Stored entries
────

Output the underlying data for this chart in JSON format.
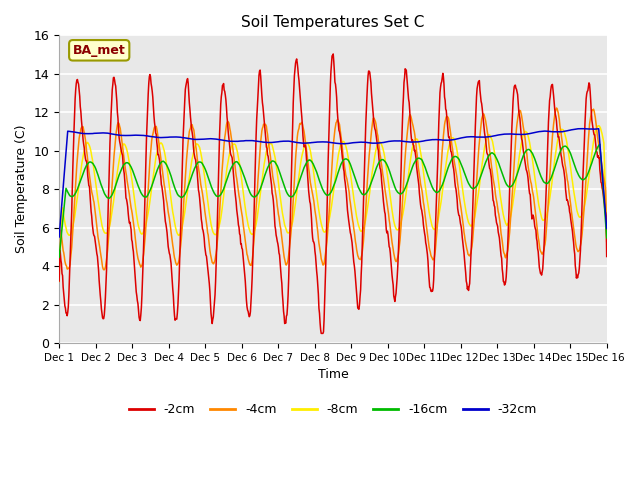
{
  "title": "Soil Temperatures Set C",
  "xlabel": "Time",
  "ylabel": "Soil Temperature (C)",
  "ylim": [
    0,
    16
  ],
  "xlim": [
    0,
    15
  ],
  "annotation": "BA_met",
  "bg_color": "#e8e8e8",
  "grid_color": "#ffffff",
  "colors": {
    "-2cm": "#dd0000",
    "-4cm": "#ff8800",
    "-8cm": "#ffee00",
    "-16cm": "#00bb00",
    "-32cm": "#0000cc"
  },
  "tick_labels": [
    "Dec 1",
    "Dec 2",
    "Dec 3",
    "Dec 4",
    "Dec 5",
    "Dec 6",
    "Dec 7",
    "Dec 8",
    "Dec 9",
    "Dec 10",
    "Dec 11",
    "Dec 12",
    "Dec 13",
    "Dec 14",
    "Dec 15",
    "Dec 16"
  ],
  "n_points": 960
}
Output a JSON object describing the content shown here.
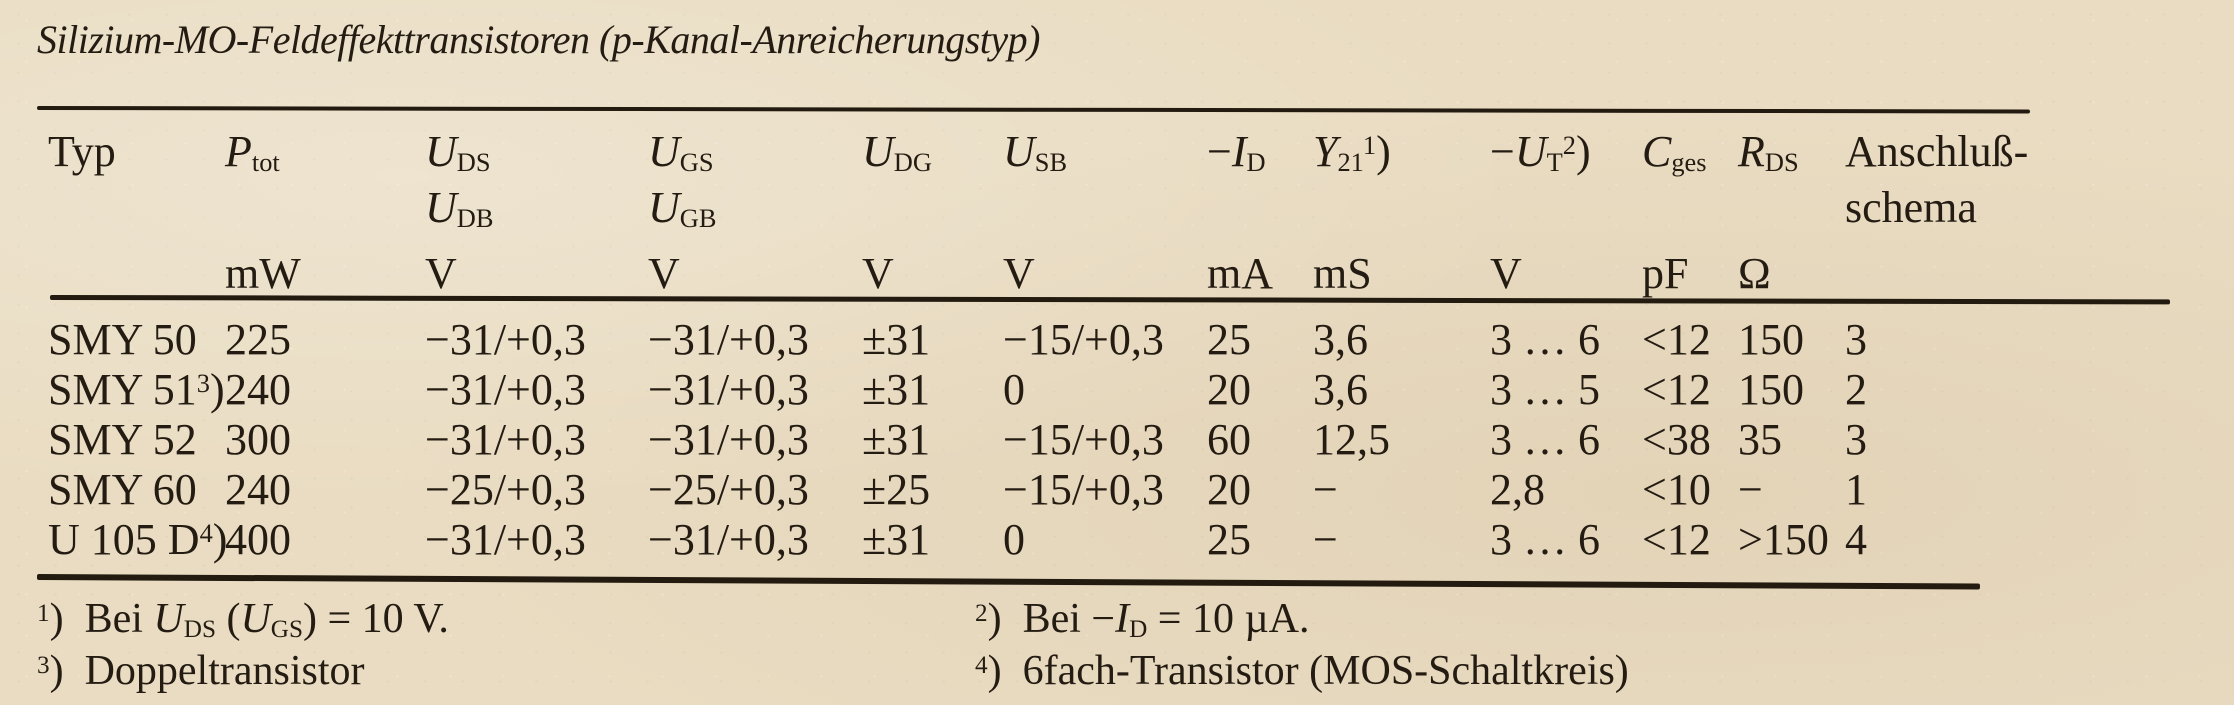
{
  "colors": {
    "paper": "#e9dcc2",
    "ink": "#241c12"
  },
  "title": "Silizium-MO-Feldeffekttransistoren (p-Kanal-Anreicherungstyp)",
  "table": {
    "header": {
      "c1": {
        "line1": "Typ",
        "unit": ""
      },
      "c2": {
        "line1": "<i>P</i><sub>tot</sub>",
        "unit": "mW"
      },
      "c3": {
        "line1": "<i>U</i><sub>DS</sub>",
        "line2": "<i>U</i><sub>DB</sub>",
        "unit": "V"
      },
      "c4": {
        "line1": "<i>U</i><sub>GS</sub>",
        "line2": "<i>U</i><sub>GB</sub>",
        "unit": "V"
      },
      "c5": {
        "line1": "<i>U</i><sub>DG</sub>",
        "unit": "V"
      },
      "c6": {
        "line1": "<i>U</i><sub>SB</sub>",
        "unit": "V"
      },
      "c7": {
        "line1": "−<i>I</i><sub>D</sub>",
        "unit": "mA"
      },
      "c8": {
        "line1": "<i>Y</i><sub>21</sub><sup>1</sup>)",
        "unit": "mS"
      },
      "c9": {
        "line1": "−<i>U</i><sub>T</sub><sup>2</sup>)",
        "unit": "V"
      },
      "c10": {
        "line1": "<i>C</i><sub>ges</sub>",
        "unit": "pF"
      },
      "c11": {
        "line1": "<i>R</i><sub>DS</sub>",
        "unit": "Ω"
      },
      "c12": {
        "line1": "Anschluß-",
        "line2": "schema",
        "unit": ""
      }
    },
    "rows": [
      {
        "cells": [
          "SMY 50",
          "225",
          "−31/+0,3",
          "−31/+0,3",
          "±31",
          "−15/+0,3",
          "25",
          "3,6",
          "3 … 6",
          "<12",
          "150",
          "3"
        ]
      },
      {
        "cells": [
          "SMY 51<sup>3</sup>)",
          "240",
          "−31/+0,3",
          "−31/+0,3",
          "±31",
          "0",
          "20",
          "3,6",
          "3 … 5",
          "<12",
          "150",
          "2"
        ]
      },
      {
        "cells": [
          "SMY 52",
          "300",
          "−31/+0,3",
          "−31/+0,3",
          "±31",
          "−15/+0,3",
          "60",
          "12,5",
          "3 … 6",
          "<38",
          "35",
          "3"
        ]
      },
      {
        "cells": [
          "SMY 60",
          "240",
          "−25/+0,3",
          "−25/+0,3",
          "±25",
          "−15/+0,3",
          "20",
          "−",
          "2,8",
          "<10",
          "−",
          "1"
        ]
      },
      {
        "cells": [
          "U 105 D<sup>4</sup>)",
          "400",
          "−31/+0,3",
          "−31/+0,3",
          "±31",
          "0",
          "25",
          "−",
          "3 … 6",
          "<12",
          ">150",
          "4"
        ]
      }
    ]
  },
  "footnotes": {
    "fn1": "<sup>1</sup>) Bei <i>U</i><sub>DS</sub> (<i>U</i><sub>GS</sub>) = 10 V.",
    "fn2": "<sup>2</sup>) Bei −<i>I</i><sub>D</sub> = 10 µA.",
    "fn3": "<sup>3</sup>) Doppeltransistor",
    "fn4": "<sup>4</sup>) 6fach-Transistor (MOS-Schaltkreis)"
  }
}
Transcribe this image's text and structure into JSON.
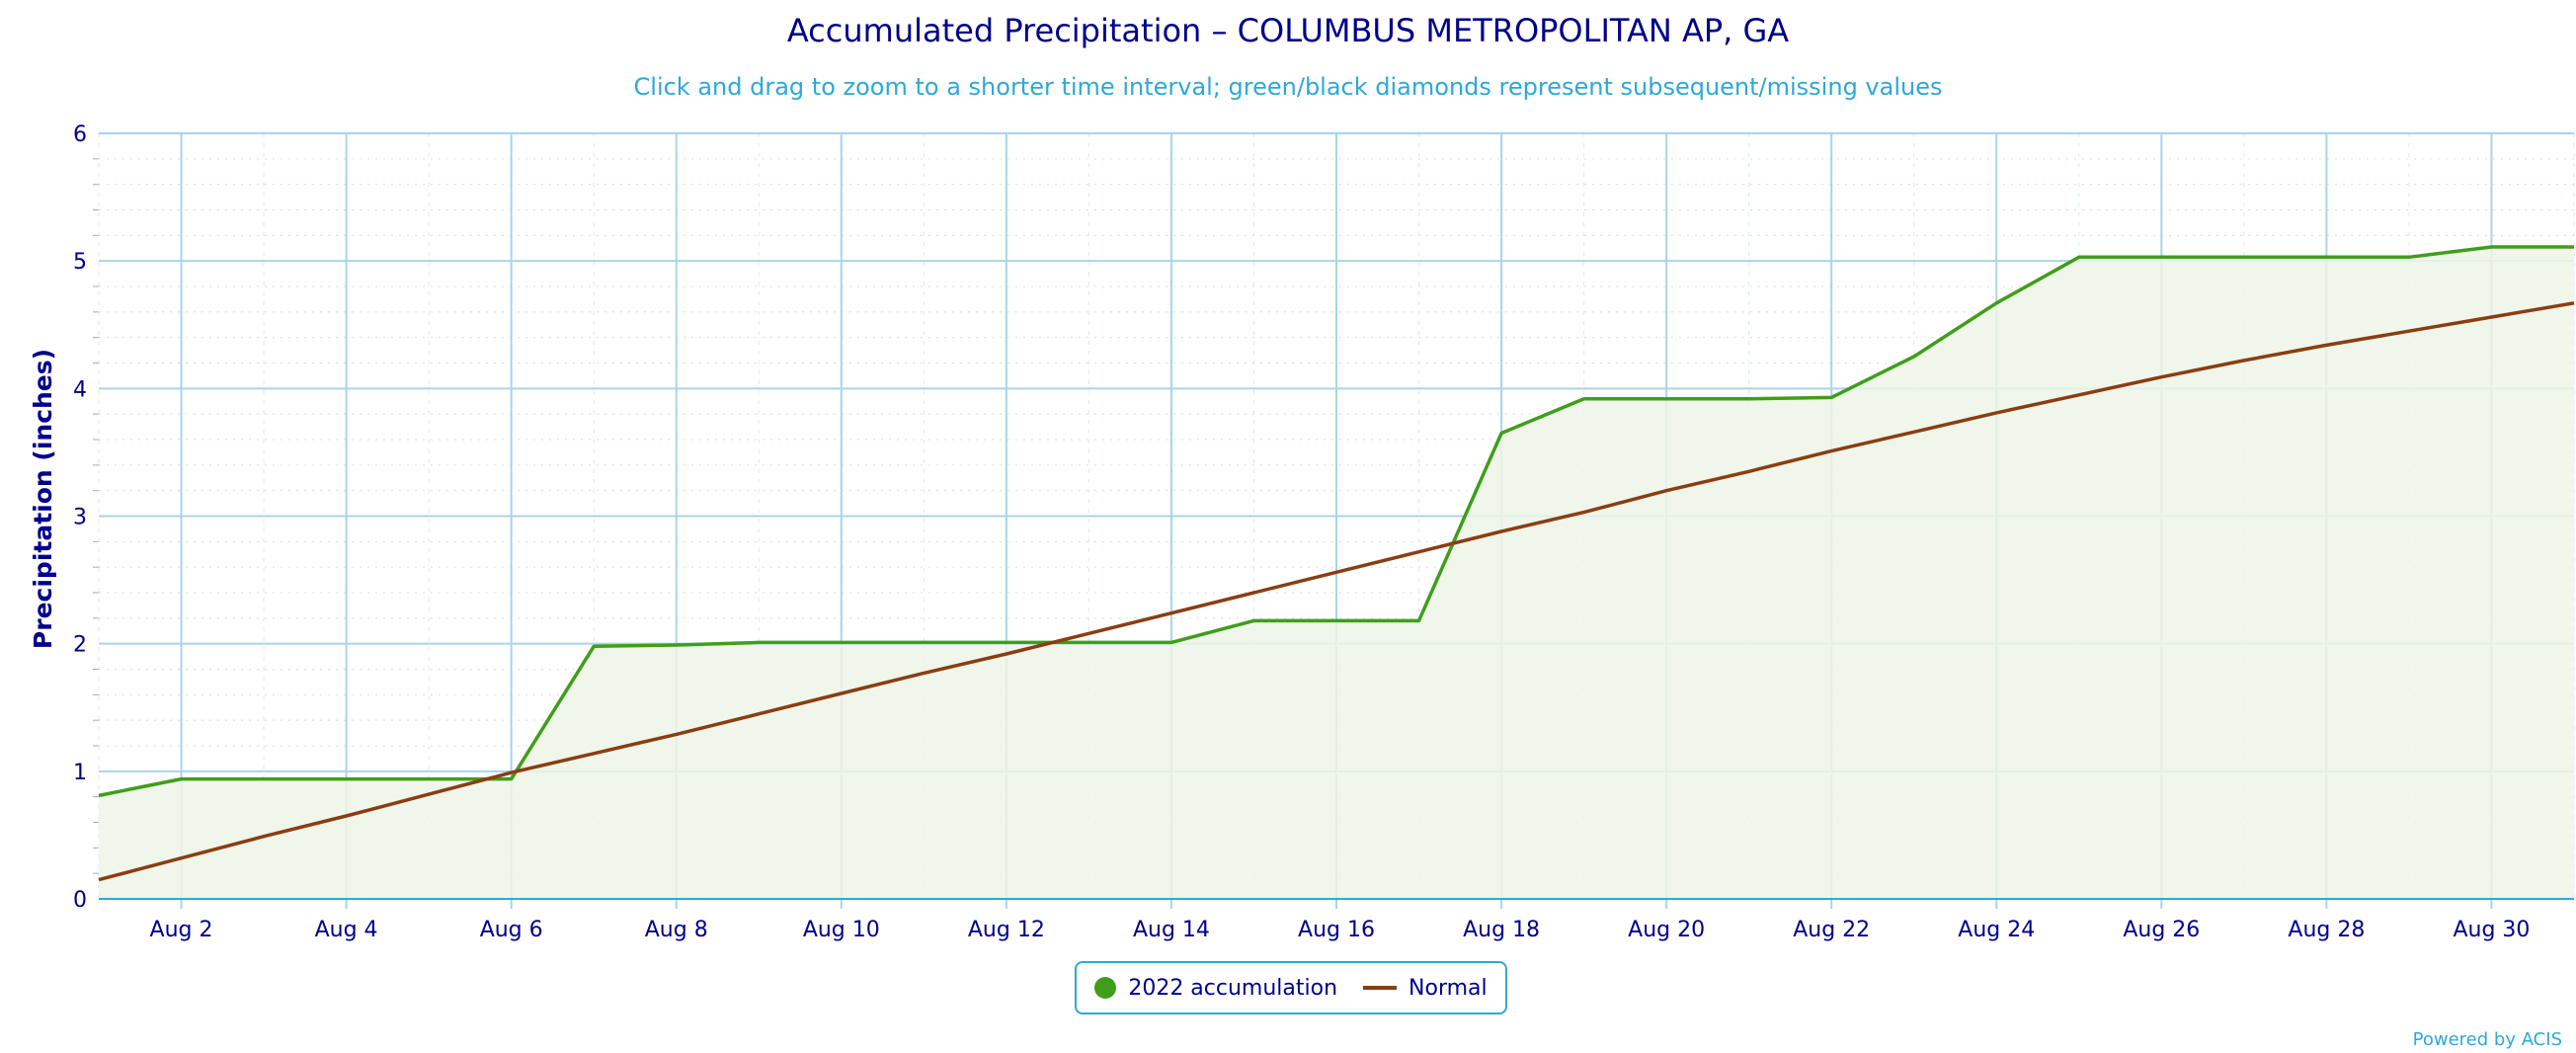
{
  "chart_data": {
    "type": "area",
    "title": "Accumulated Precipitation – COLUMBUS METROPOLITAN AP, GA",
    "subtitle": "Click and drag to zoom to a shorter time interval; green/black diamonds represent subsequent/missing values",
    "ylabel": "Precipitation (inches)",
    "xlabel": "",
    "xlim": [
      1,
      31
    ],
    "ylim": [
      0,
      6
    ],
    "yticks": [
      0,
      1,
      2,
      3,
      4,
      5,
      6
    ],
    "xticks": [
      {
        "day": 2,
        "label": "Aug 2"
      },
      {
        "day": 4,
        "label": "Aug 4"
      },
      {
        "day": 6,
        "label": "Aug 6"
      },
      {
        "day": 8,
        "label": "Aug 8"
      },
      {
        "day": 10,
        "label": "Aug 10"
      },
      {
        "day": 12,
        "label": "Aug 12"
      },
      {
        "day": 14,
        "label": "Aug 14"
      },
      {
        "day": 16,
        "label": "Aug 16"
      },
      {
        "day": 18,
        "label": "Aug 18"
      },
      {
        "day": 20,
        "label": "Aug 20"
      },
      {
        "day": 22,
        "label": "Aug 22"
      },
      {
        "day": 24,
        "label": "Aug 24"
      },
      {
        "day": 26,
        "label": "Aug 26"
      },
      {
        "day": 28,
        "label": "Aug 28"
      },
      {
        "day": 30,
        "label": "Aug 30"
      }
    ],
    "grid": true,
    "legend_position": "bottom-center",
    "series": [
      {
        "name": "2022 accumulation",
        "color": "#3f9e1a",
        "fill": "#edf5e6",
        "x": [
          1,
          2,
          3,
          4,
          5,
          6,
          7,
          8,
          9,
          10,
          11,
          12,
          13,
          14,
          15,
          16,
          17,
          18,
          19,
          20,
          21,
          22,
          23,
          24,
          25,
          26,
          27,
          28,
          29,
          30,
          31
        ],
        "values": [
          0.81,
          0.94,
          0.94,
          0.94,
          0.94,
          0.94,
          1.98,
          1.99,
          2.01,
          2.01,
          2.01,
          2.01,
          2.01,
          2.01,
          2.18,
          2.18,
          2.18,
          3.65,
          3.92,
          3.92,
          3.92,
          3.93,
          4.25,
          4.67,
          5.03,
          5.03,
          5.03,
          5.03,
          5.03,
          5.11,
          5.11
        ]
      },
      {
        "name": "Normal",
        "color": "#8b3d12",
        "x": [
          1,
          2,
          3,
          4,
          5,
          6,
          7,
          8,
          9,
          10,
          11,
          12,
          13,
          14,
          15,
          16,
          17,
          18,
          19,
          20,
          21,
          22,
          23,
          24,
          25,
          26,
          27,
          28,
          29,
          30,
          31
        ],
        "values": [
          0.15,
          0.32,
          0.49,
          0.65,
          0.82,
          0.99,
          1.14,
          1.29,
          1.45,
          1.61,
          1.77,
          1.92,
          2.08,
          2.24,
          2.4,
          2.56,
          2.72,
          2.88,
          3.03,
          3.2,
          3.35,
          3.51,
          3.66,
          3.81,
          3.95,
          4.09,
          4.22,
          4.34,
          4.45,
          4.56,
          4.67
        ]
      }
    ]
  },
  "legend": {
    "items": [
      {
        "label": "2022 accumulation"
      },
      {
        "label": "Normal"
      }
    ]
  },
  "credit": "Powered by ACIS"
}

────

*Set problem*. The listing above must be printed again exactly, minus its pictures.

*Problem solution*.
Output the underlying data for this chart in JSON format.
{
  "title": "Soil Temperatures Set C",
  "xlabel": "Time",
  "ylabel": "Soil Temperature (C)",
  "ylim": [
    0,
    16
  ],
  "xlim": [
    0,
    15
  ],
  "annotation": "BA_met",
  "bg_color": "#e8e8e8",
  "grid_color": "#ffffff",
  "colors": {
    "-2cm": "#dd0000",
    "-4cm": "#ff8800",
    "-8cm": "#ffee00",
    "-16cm": "#00bb00",
    "-32cm": "#0000cc"
  },
  "tick_labels": [
    "Dec 1",
    "Dec 2",
    "Dec 3",
    "Dec 4",
    "Dec 5",
    "Dec 6",
    "Dec 7",
    "Dec 8",
    "Dec 9",
    "Dec 10",
    "Dec 11",
    "Dec 12",
    "Dec 13",
    "Dec 14",
    "Dec 15",
    "Dec 16"
  ],
  "n_points": 960
}
Output a JSON object describing the content shown here.
{
  "colors": {
    "paper": "#e9dcc2",
    "ink": "#241c12"
  },
  "title": "Silizium-MO-Feldeffekttransistoren (p-Kanal-Anreicherungstyp)",
  "table": {
    "header": {
      "c1": {
        "line1": "Typ",
        "unit": ""
      },
      "c2": {
        "line1": "<i>P</i><sub>tot</sub>",
        "unit": "mW"
      },
      "c3": {
        "line1": "<i>U</i><sub>DS</sub>",
        "line2": "<i>U</i><sub>DB</sub>",
        "unit": "V"
      },
      "c4": {
        "line1": "<i>U</i><sub>GS</sub>",
        "line2": "<i>U</i><sub>GB</sub>",
        "unit": "V"
      },
      "c5": {
        "line1": "<i>U</i><sub>DG</sub>",
        "unit": "V"
      },
      "c6": {
        "line1": "<i>U</i><sub>SB</sub>",
        "unit": "V"
      },
      "c7": {
        "line1": "−<i>I</i><sub>D</sub>",
        "unit": "mA"
      },
      "c8": {
        "line1": "<i>Y</i><sub>21</sub><sup>1</sup>)",
        "unit": "mS"
      },
      "c9": {
        "line1": "−<i>U</i><sub>T</sub><sup>2</sup>)",
        "unit": "V"
      },
      "c10": {
        "line1": "<i>C</i><sub>ges</sub>",
        "unit": "pF"
      },
      "c11": {
        "line1": "<i>R</i><sub>DS</sub>",
        "unit": "Ω"
      },
      "c12": {
        "line1": "Anschluß-",
        "line2": "schema",
        "unit": ""
      }
    },
    "rows": [
      {
        "cells": [
          "SMY 50",
          "225",
          "−31/+0,3",
          "−31/+0,3",
          "±31",
          "−15/+0,3",
          "25",
          "3,6",
          "3 … 6",
          "<12",
          "150",
          "3"
        ]
      },
      {
        "cells": [
          "SMY 51<sup>3</sup>)",
          "240",
          "−31/+0,3",
          "−31/+0,3",
          "±31",
          "0",
          "20",
          "3,6",
          "3 … 5",
          "<12",
          "150",
          "2"
        ]
      },
      {
        "cells": [
          "SMY 52",
          "300",
          "−31/+0,3",
          "−31/+0,3",
          "±31",
          "−15/+0,3",
          "60",
          "12,5",
          "3 … 6",
          "<38",
          "35",
          "3"
        ]
      },
      {
        "cells": [
          "SMY 60",
          "240",
          "−25/+0,3",
          "−25/+0,3",
          "±25",
          "−15/+0,3",
          "20",
          "−",
          "2,8",
          "<10",
          "−",
          "1"
        ]
      },
      {
        "cells": [
          "U 105 D<sup>4</sup>)",
          "400",
          "−31/+0,3",
          "−31/+0,3",
          "±31",
          "0",
          "25",
          "−",
          "3 … 6",
          "<12",
          ">150",
          "4"
        ]
      }
    ]
  },
  "footnotes": {
    "fn1": "<sup>1</sup>) Bei <i>U</i><sub>DS</sub> (<i>U</i><sub>GS</sub>) = 10 V.",
    "fn2": "<sup>2</sup>) Bei −<i>I</i><sub>D</sub> = 10 µA.",
    "fn3": "<sup>3</sup>) Doppeltransistor",
    "fn4": "<sup>4</sup>) 6fach-Transistor (MOS-Schaltkreis)"
  }
}
Transcribe this image's text and structure into JSON.
{
  "chart_data": {
    "type": "area",
    "title": "Accumulated Precipitation – COLUMBUS METROPOLITAN AP, GA",
    "subtitle": "Click and drag to zoom to a shorter time interval; green/black diamonds represent subsequent/missing values",
    "ylabel": "Precipitation (inches)",
    "xlabel": "",
    "xlim": [
      1,
      31
    ],
    "ylim": [
      0,
      6
    ],
    "yticks": [
      0,
      1,
      2,
      3,
      4,
      5,
      6
    ],
    "xticks": [
      {
        "day": 2,
        "label": "Aug 2"
      },
      {
        "day": 4,
        "label": "Aug 4"
      },
      {
        "day": 6,
        "label": "Aug 6"
      },
      {
        "day": 8,
        "label": "Aug 8"
      },
      {
        "day": 10,
        "label": "Aug 10"
      },
      {
        "day": 12,
        "label": "Aug 12"
      },
      {
        "day": 14,
        "label": "Aug 14"
      },
      {
        "day": 16,
        "label": "Aug 16"
      },
      {
        "day": 18,
        "label": "Aug 18"
      },
      {
        "day": 20,
        "label": "Aug 20"
      },
      {
        "day": 22,
        "label": "Aug 22"
      },
      {
        "day": 24,
        "label": "Aug 24"
      },
      {
        "day": 26,
        "label": "Aug 26"
      },
      {
        "day": 28,
        "label": "Aug 28"
      },
      {
        "day": 30,
        "label": "Aug 30"
      }
    ],
    "grid": true,
    "legend_position": "bottom-center",
    "series": [
      {
        "name": "2022 accumulation",
        "color": "#3f9e1a",
        "fill": "#edf5e6",
        "x": [
          1,
          2,
          3,
          4,
          5,
          6,
          7,
          8,
          9,
          10,
          11,
          12,
          13,
          14,
          15,
          16,
          17,
          18,
          19,
          20,
          21,
          22,
          23,
          24,
          25,
          26,
          27,
          28,
          29,
          30,
          31
        ],
        "values": [
          0.81,
          0.94,
          0.94,
          0.94,
          0.94,
          0.94,
          1.98,
          1.99,
          2.01,
          2.01,
          2.01,
          2.01,
          2.01,
          2.01,
          2.18,
          2.18,
          2.18,
          3.65,
          3.92,
          3.92,
          3.92,
          3.93,
          4.25,
          4.67,
          5.03,
          5.03,
          5.03,
          5.03,
          5.03,
          5.11,
          5.11
        ]
      },
      {
        "name": "Normal",
        "color": "#8b3d12",
        "x": [
          1,
          2,
          3,
          4,
          5,
          6,
          7,
          8,
          9,
          10,
          11,
          12,
          13,
          14,
          15,
          16,
          17,
          18,
          19,
          20,
          21,
          22,
          23,
          24,
          25,
          26,
          27,
          28,
          29,
          30,
          31
        ],
        "values": [
          0.15,
          0.32,
          0.49,
          0.65,
          0.82,
          0.99,
          1.14,
          1.29,
          1.45,
          1.61,
          1.77,
          1.92,
          2.08,
          2.24,
          2.4,
          2.56,
          2.72,
          2.88,
          3.03,
          3.2,
          3.35,
          3.51,
          3.66,
          3.81,
          3.95,
          4.09,
          4.22,
          4.34,
          4.45,
          4.56,
          4.67
        ]
      }
    ]
  },
  "legend": {
    "items": [
      {
        "label": "2022 accumulation"
      },
      {
        "label": "Normal"
      }
    ]
  },
  "credit": "Powered by ACIS"
}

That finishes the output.